● Given task
Copy every record below exactly.

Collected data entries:

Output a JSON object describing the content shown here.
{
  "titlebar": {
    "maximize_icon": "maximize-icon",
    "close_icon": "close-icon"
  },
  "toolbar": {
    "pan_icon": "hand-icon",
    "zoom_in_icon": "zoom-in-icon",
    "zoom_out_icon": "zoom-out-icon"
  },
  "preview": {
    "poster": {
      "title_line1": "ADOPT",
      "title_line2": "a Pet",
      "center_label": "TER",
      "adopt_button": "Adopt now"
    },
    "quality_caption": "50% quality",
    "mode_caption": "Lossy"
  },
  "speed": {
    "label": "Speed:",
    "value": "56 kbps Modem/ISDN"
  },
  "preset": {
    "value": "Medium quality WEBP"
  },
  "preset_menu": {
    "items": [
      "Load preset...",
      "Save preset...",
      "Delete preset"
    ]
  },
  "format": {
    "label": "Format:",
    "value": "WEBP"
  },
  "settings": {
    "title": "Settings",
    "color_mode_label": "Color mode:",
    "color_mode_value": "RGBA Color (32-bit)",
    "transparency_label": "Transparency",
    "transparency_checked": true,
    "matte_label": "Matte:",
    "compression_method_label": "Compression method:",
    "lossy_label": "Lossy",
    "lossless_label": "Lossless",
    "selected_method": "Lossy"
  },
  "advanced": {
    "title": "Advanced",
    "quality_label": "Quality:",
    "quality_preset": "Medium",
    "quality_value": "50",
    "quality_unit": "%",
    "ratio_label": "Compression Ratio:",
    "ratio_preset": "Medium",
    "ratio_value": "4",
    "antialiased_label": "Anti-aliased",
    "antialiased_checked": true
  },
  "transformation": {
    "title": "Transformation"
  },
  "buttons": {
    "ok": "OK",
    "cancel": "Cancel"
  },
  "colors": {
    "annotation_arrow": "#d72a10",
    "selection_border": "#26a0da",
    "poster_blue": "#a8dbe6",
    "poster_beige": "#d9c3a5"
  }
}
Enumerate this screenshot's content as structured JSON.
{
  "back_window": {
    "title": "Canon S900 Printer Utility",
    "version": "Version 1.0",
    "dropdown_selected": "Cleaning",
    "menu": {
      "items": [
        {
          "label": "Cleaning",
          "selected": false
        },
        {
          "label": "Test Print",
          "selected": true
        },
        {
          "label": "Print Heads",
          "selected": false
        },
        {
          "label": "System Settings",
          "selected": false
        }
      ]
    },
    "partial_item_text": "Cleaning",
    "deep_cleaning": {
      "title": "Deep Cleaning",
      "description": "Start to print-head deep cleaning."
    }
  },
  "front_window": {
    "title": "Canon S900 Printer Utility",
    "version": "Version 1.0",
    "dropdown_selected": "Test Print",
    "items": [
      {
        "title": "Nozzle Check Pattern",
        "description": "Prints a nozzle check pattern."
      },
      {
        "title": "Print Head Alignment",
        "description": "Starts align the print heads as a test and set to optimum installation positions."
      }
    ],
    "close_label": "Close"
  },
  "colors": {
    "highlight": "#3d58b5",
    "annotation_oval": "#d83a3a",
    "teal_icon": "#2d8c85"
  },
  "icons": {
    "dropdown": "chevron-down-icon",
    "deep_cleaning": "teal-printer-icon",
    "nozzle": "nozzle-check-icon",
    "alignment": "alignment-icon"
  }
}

● Answer to this problem
Output a JSON object describing the content shown here.
{
  "titlebar": {
    "maximize_icon": "maximize-icon",
    "close_icon": "close-icon"
  },
  "toolbar": {
    "pan_icon": "hand-icon",
    "zoom_in_icon": "zoom-in-icon",
    "zoom_out_icon": "zoom-out-icon"
  },
  "preview": {
    "poster": {
      "title_line1": "ADOPT",
      "title_line2": "a Pet",
      "center_label": "TER",
      "adopt_button": "Adopt now"
    },
    "quality_caption": "50% quality",
    "mode_caption": "Lossy"
  },
  "speed": {
    "label": "Speed:",
    "value": "56 kbps Modem/ISDN"
  },
  "preset": {
    "value": "Medium quality WEBP"
  },
  "preset_menu": {
    "items": [
      "Load preset...",
      "Save preset...",
      "Delete preset"
    ]
  },
  "format": {
    "label": "Format:",
    "value": "WEBP"
  },
  "settings": {
    "title": "Settings",
    "color_mode_label": "Color mode:",
    "color_mode_value": "RGBA Color (32-bit)",
    "transparency_label": "Transparency",
    "transparency_checked": true,
    "matte_label": "Matte:",
    "compression_method_label": "Compression method:",
    "lossy_label": "Lossy",
    "lossless_label": "Lossless",
    "selected_method": "Lossy"
  },
  "advanced": {
    "title": "Advanced",
    "quality_label": "Quality:",
    "quality_preset": "Medium",
    "quality_value": "50",
    "quality_unit": "%",
    "ratio_label": "Compression Ratio:",
    "ratio_preset": "Medium",
    "ratio_value": "4",
    "antialiased_label": "Anti-aliased",
    "antialiased_checked": true
  },
  "transformation": {
    "title": "Transformation"
  },
  "buttons": {
    "ok": "OK",
    "cancel": "Cancel"
  },
  "colors": {
    "annotation_arrow": "#d72a10",
    "selection_border": "#26a0da",
    "poster_blue": "#a8dbe6",
    "poster_beige": "#d9c3a5"
  }
}
Enumerate this screenshot's content as structured JSON.
{
  "back_window": {
    "title": "Canon S900 Printer Utility",
    "version": "Version 1.0",
    "dropdown_selected": "Cleaning",
    "menu": {
      "items": [
        {
          "label": "Cleaning",
          "selected": false
        },
        {
          "label": "Test Print",
          "selected": true
        },
        {
          "label": "Print Heads",
          "selected": false
        },
        {
          "label": "System Settings",
          "selected": false
        }
      ]
    },
    "partial_item_text": "Cleaning",
    "deep_cleaning": {
      "title": "Deep Cleaning",
      "description": "Start to print-head deep cleaning."
    }
  },
  "front_window": {
    "title": "Canon S900 Printer Utility",
    "version": "Version 1.0",
    "dropdown_selected": "Test Print",
    "items": [
      {
        "title": "Nozzle Check Pattern",
        "description": "Prints a nozzle check pattern."
      },
      {
        "title": "Print Head Alignment",
        "description": "Starts align the print heads as a test and set to optimum installation positions."
      }
    ],
    "close_label": "Close"
  },
  "colors": {
    "highlight": "#3d58b5",
    "annotation_oval": "#d83a3a",
    "teal_icon": "#2d8c85"
  },
  "icons": {
    "dropdown": "chevron-down-icon",
    "deep_cleaning": "teal-printer-icon",
    "nozzle": "nozzle-check-icon",
    "alignment": "alignment-icon"
  }
}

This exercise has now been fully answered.